* **EXERCISE DESCRIPTION**
Repeat every record below exactly as written.

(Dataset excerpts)
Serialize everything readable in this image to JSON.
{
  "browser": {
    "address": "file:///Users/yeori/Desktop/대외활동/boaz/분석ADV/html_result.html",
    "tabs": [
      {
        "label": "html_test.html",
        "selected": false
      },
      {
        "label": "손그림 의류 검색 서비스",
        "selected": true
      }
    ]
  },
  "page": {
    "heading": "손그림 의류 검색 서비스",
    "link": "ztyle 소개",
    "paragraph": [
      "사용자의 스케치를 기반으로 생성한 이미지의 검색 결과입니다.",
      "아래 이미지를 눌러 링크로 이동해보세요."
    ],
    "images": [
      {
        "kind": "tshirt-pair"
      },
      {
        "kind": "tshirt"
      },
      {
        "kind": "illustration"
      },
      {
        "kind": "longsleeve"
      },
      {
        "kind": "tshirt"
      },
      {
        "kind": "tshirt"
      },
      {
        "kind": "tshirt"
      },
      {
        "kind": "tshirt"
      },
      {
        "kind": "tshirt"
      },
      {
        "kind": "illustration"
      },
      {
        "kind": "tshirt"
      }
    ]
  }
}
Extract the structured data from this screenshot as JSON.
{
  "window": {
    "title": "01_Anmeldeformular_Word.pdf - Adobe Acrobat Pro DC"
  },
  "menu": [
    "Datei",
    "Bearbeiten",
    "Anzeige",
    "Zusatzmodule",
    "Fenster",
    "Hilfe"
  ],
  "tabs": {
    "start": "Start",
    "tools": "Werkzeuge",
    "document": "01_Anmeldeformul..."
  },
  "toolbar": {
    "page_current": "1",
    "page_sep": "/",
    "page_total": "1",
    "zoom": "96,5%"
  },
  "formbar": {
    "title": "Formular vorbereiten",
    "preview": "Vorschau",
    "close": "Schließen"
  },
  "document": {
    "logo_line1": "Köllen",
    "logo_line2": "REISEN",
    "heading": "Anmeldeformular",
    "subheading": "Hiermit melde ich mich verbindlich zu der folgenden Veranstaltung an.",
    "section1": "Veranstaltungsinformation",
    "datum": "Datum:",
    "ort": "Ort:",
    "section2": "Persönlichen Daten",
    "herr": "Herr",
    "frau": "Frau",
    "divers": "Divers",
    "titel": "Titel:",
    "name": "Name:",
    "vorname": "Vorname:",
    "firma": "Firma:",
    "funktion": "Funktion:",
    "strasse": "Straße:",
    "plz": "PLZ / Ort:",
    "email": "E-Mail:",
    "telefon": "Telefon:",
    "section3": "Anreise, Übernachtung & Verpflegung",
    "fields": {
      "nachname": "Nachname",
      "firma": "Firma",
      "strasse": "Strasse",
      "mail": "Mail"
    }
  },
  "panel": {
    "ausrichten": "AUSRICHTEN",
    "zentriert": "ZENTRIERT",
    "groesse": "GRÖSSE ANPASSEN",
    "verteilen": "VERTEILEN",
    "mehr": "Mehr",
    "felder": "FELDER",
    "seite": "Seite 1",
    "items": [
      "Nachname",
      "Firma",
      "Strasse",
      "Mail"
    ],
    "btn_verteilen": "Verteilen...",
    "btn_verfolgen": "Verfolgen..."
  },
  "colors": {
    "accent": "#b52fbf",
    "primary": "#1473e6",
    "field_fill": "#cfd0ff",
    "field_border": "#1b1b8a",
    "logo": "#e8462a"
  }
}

* **FINAL RESULT**
Serialize everything readable in this image to JSON.
{
  "browser": {
    "address": "file:///Users/yeori/Desktop/대외활동/boaz/분석ADV/html_result.html",
    "tabs": [
      {
        "label": "html_test.html",
        "selected": false
      },
      {
        "label": "손그림 의류 검색 서비스",
        "selected": true
      }
    ]
  },
  "page": {
    "heading": "손그림 의류 검색 서비스",
    "link": "ztyle 소개",
    "paragraph": [
      "사용자의 스케치를 기반으로 생성한 이미지의 검색 결과입니다.",
      "아래 이미지를 눌러 링크로 이동해보세요."
    ],
    "images": [
      {
        "kind": "tshirt-pair"
      },
      {
        "kind": "tshirt"
      },
      {
        "kind": "illustration"
      },
      {
        "kind": "longsleeve"
      },
      {
        "kind": "tshirt"
      },
      {
        "kind": "tshirt"
      },
      {
        "kind": "tshirt"
      },
      {
        "kind": "tshirt"
      },
      {
        "kind": "tshirt"
      },
      {
        "kind": "illustration"
      },
      {
        "kind": "tshirt"
      }
    ]
  }
}
Extract the structured data from this screenshot as JSON.
{
  "window": {
    "title": "01_Anmeldeformular_Word.pdf - Adobe Acrobat Pro DC"
  },
  "menu": [
    "Datei",
    "Bearbeiten",
    "Anzeige",
    "Zusatzmodule",
    "Fenster",
    "Hilfe"
  ],
  "tabs": {
    "start": "Start",
    "tools": "Werkzeuge",
    "document": "01_Anmeldeformul..."
  },
  "toolbar": {
    "page_current": "1",
    "page_sep": "/",
    "page_total": "1",
    "zoom": "96,5%"
  },
  "formbar": {
    "title": "Formular vorbereiten",
    "preview": "Vorschau",
    "close": "Schließen"
  },
  "document": {
    "logo_line1": "Köllen",
    "logo_line2": "REISEN",
    "heading": "Anmeldeformular",
    "subheading": "Hiermit melde ich mich verbindlich zu der folgenden Veranstaltung an.",
    "section1": "Veranstaltungsinformation",
    "datum": "Datum:",
    "ort": "Ort:",
    "section2": "Persönlichen Daten",
    "herr": "Herr",
    "frau": "Frau",
    "divers": "Divers",
    "titel": "Titel:",
    "name": "Name:",
    "vorname": "Vorname:",
    "firma": "Firma:",
    "funktion": "Funktion:",
    "strasse": "Straße:",
    "plz": "PLZ / Ort:",
    "email": "E-Mail:",
    "telefon": "Telefon:",
    "section3": "Anreise, Übernachtung & Verpflegung",
    "fields": {
      "nachname": "Nachname",
      "firma": "Firma",
      "strasse": "Strasse",
      "mail": "Mail"
    }
  },
  "panel": {
    "ausrichten": "AUSRICHTEN",
    "zentriert": "ZENTRIERT",
    "groesse": "GRÖSSE ANPASSEN",
    "verteilen": "VERTEILEN",
    "mehr": "Mehr",
    "felder": "FELDER",
    "seite": "Seite 1",
    "items": [
      "Nachname",
      "Firma",
      "Strasse",
      "Mail"
    ],
    "btn_verteilen": "Verteilen...",
    "btn_verfolgen": "Verfolgen..."
  },
  "colors": {
    "accent": "#b52fbf",
    "primary": "#1473e6",
    "field_fill": "#cfd0ff",
    "field_border": "#1b1b8a",
    "logo": "#e8462a"
  }
}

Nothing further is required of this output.